Copy out the listing exactly.
━━━
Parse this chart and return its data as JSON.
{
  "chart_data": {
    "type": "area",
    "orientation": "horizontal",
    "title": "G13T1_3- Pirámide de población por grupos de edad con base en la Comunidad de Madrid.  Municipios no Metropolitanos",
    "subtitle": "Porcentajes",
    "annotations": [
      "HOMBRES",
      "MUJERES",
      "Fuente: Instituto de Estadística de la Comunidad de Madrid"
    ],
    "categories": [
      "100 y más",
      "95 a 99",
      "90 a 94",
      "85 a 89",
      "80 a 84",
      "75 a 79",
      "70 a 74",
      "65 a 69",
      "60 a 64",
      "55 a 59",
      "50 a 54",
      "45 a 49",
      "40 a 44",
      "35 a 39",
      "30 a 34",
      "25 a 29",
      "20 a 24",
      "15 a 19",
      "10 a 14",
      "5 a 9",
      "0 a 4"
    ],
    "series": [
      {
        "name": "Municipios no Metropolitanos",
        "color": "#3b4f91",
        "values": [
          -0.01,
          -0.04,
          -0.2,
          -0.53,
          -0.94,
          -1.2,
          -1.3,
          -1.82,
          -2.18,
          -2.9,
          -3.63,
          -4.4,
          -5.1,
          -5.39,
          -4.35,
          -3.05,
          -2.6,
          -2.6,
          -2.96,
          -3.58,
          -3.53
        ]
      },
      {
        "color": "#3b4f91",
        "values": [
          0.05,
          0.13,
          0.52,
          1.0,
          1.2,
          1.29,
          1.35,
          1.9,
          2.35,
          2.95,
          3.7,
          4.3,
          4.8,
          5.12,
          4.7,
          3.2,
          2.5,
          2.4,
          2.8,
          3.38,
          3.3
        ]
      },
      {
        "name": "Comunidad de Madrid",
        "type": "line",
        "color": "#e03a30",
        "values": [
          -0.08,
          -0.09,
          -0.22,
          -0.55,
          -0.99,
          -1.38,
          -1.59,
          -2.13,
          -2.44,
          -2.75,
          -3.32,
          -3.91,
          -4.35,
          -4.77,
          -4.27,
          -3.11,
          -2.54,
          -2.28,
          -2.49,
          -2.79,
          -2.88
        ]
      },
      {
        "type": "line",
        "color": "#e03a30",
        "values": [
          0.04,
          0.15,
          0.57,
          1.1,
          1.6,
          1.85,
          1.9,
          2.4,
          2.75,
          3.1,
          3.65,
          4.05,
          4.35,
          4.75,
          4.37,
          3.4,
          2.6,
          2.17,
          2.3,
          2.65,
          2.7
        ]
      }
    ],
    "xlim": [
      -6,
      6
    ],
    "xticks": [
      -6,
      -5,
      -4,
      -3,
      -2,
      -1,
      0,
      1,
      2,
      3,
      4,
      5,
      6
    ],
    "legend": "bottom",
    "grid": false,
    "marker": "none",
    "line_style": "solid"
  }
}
━━━
__SOLUTION FOR THIS EXERCISE__
Parse this chart and return its data as JSON.
{
  "chart_data": {
    "type": "area",
    "orientation": "horizontal",
    "title": "G13T1_3- Pirámide de población por grupos de edad con base en la Comunidad de Madrid.  Municipios no Metropolitanos",
    "subtitle": "Porcentajes",
    "annotations": [
      "HOMBRES",
      "MUJERES",
      "Fuente: Instituto de Estadística de la Comunidad de Madrid"
    ],
    "categories": [
      "100 y más",
      "95 a 99",
      "90 a 94",
      "85 a 89",
      "80 a 84",
      "75 a 79",
      "70 a 74",
      "65 a 69",
      "60 a 64",
      "55 a 59",
      "50 a 54",
      "45 a 49",
      "40 a 44",
      "35 a 39",
      "30 a 34",
      "25 a 29",
      "20 a 24",
      "15 a 19",
      "10 a 14",
      "5 a 9",
      "0 a 4"
    ],
    "series": [
      {
        "name": "Municipios no Metropolitanos",
        "color": "#3b4f91",
        "values": [
          -0.01,
          -0.04,
          -0.2,
          -0.53,
          -0.94,
          -1.2,
          -1.3,
          -1.82,
          -2.18,
          -2.9,
          -3.63,
          -4.4,
          -5.1,
          -5.39,
          -4.35,
          -3.05,
          -2.6,
          -2.6,
          -2.96,
          -3.58,
          -3.53
        ]
      },
      {
        "color": "#3b4f91",
        "values": [
          0.05,
          0.13,
          0.52,
          1.0,
          1.2,
          1.29,
          1.35,
          1.9,
          2.35,
          2.95,
          3.7,
          4.3,
          4.8,
          5.12,
          4.7,
          3.2,
          2.5,
          2.4,
          2.8,
          3.38,
          3.3
        ]
      },
      {
        "name": "Comunidad de Madrid",
        "type": "line",
        "color": "#e03a30",
        "values": [
          -0.08,
          -0.09,
          -0.22,
          -0.55,
          -0.99,
          -1.38,
          -1.59,
          -2.13,
          -2.44,
          -2.75,
          -3.32,
          -3.91,
          -4.35,
          -4.77,
          -4.27,
          -3.11,
          -2.54,
          -2.28,
          -2.49,
          -2.79,
          -2.88
        ]
      },
      {
        "type": "line",
        "color": "#e03a30",
        "values": [
          0.04,
          0.15,
          0.57,
          1.1,
          1.6,
          1.85,
          1.9,
          2.4,
          2.75,
          3.1,
          3.65,
          4.05,
          4.35,
          4.75,
          4.37,
          3.4,
          2.6,
          2.17,
          2.3,
          2.65,
          2.7
        ]
      }
    ],
    "xlim": [
      -6,
      6
    ],
    "xticks": [
      -6,
      -5,
      -4,
      -3,
      -2,
      -1,
      0,
      1,
      2,
      3,
      4,
      5,
      6
    ],
    "legend": "bottom",
    "grid": false,
    "marker": "none",
    "line_style": "solid"
  }
}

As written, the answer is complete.